- What is asked:
Reproduce all entries word for word.

(Extracted records)

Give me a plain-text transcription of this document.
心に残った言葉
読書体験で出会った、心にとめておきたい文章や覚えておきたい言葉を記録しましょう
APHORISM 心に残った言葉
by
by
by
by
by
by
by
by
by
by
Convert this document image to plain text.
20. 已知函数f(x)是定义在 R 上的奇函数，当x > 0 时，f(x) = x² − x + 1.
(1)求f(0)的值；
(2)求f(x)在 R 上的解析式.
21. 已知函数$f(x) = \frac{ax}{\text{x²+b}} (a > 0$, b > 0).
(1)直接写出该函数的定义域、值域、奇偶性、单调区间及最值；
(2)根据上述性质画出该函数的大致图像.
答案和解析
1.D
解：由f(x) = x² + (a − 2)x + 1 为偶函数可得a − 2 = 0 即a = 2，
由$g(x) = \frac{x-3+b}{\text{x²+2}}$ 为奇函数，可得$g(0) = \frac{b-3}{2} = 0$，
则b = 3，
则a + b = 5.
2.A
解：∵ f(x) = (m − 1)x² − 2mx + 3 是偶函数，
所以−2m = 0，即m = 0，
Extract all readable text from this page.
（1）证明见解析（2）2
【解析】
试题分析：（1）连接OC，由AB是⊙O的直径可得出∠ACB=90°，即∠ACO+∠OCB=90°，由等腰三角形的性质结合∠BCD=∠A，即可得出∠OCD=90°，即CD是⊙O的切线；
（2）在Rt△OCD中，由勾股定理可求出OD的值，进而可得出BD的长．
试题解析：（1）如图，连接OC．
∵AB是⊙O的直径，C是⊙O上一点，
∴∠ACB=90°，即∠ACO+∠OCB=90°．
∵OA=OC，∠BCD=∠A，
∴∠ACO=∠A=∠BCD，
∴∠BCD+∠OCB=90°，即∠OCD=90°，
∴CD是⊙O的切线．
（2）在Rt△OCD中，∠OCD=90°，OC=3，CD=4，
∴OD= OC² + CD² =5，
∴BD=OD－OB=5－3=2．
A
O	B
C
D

- Answer:
Give me a plain-text transcription of this document.
心に残った言葉
読書体験で出会った、心にとめておきたい文章や覚えておきたい言葉を記録しましょう
APHORISM 心に残った言葉
by
by
by
by
by
by
by
by
by
by
Convert this document image to plain text.
20. 已知函数f(x)是定义在 R 上的奇函数，当x > 0 时，f(x) = x² − x + 1.
(1)求f(0)的值；
(2)求f(x)在 R 上的解析式.
21. 已知函数$f(x) = \frac{ax}{\text{x²+b}} (a > 0$, b > 0).
(1)直接写出该函数的定义域、值域、奇偶性、单调区间及最值；
(2)根据上述性质画出该函数的大致图像.
答案和解析
1.D
解：由f(x) = x² + (a − 2)x + 1 为偶函数可得a − 2 = 0 即a = 2，
由$g(x) = \frac{x-3+b}{\text{x²+2}}$ 为奇函数，可得$g(0) = \frac{b-3}{2} = 0$，
则b = 3，
则a + b = 5.
2.A
解：∵ f(x) = (m − 1)x² − 2mx + 3 是偶函数，
所以−2m = 0，即m = 0，
Extract all readable text from this page.
（1）证明见解析（2）2
【解析】
试题分析：（1）连接OC，由AB是⊙O的直径可得出∠ACB=90°，即∠ACO+∠OCB=90°，由等腰三角形的性质结合∠BCD=∠A，即可得出∠OCD=90°，即CD是⊙O的切线；
（2）在Rt△OCD中，由勾股定理可求出OD的值，进而可得出BD的长．
试题解析：（1）如图，连接OC．
∵AB是⊙O的直径，C是⊙O上一点，
∴∠ACB=90°，即∠ACO+∠OCB=90°．
∵OA=OC，∠BCD=∠A，
∴∠ACO=∠A=∠BCD，
∴∠BCD+∠OCB=90°，即∠OCD=90°，
∴CD是⊙O的切线．
（2）在Rt△OCD中，∠OCD=90°，OC=3，CD=4，
∴OD= OC² + CD² =5，
∴BD=OD－OB=5－3=2．
A
O	B
C
D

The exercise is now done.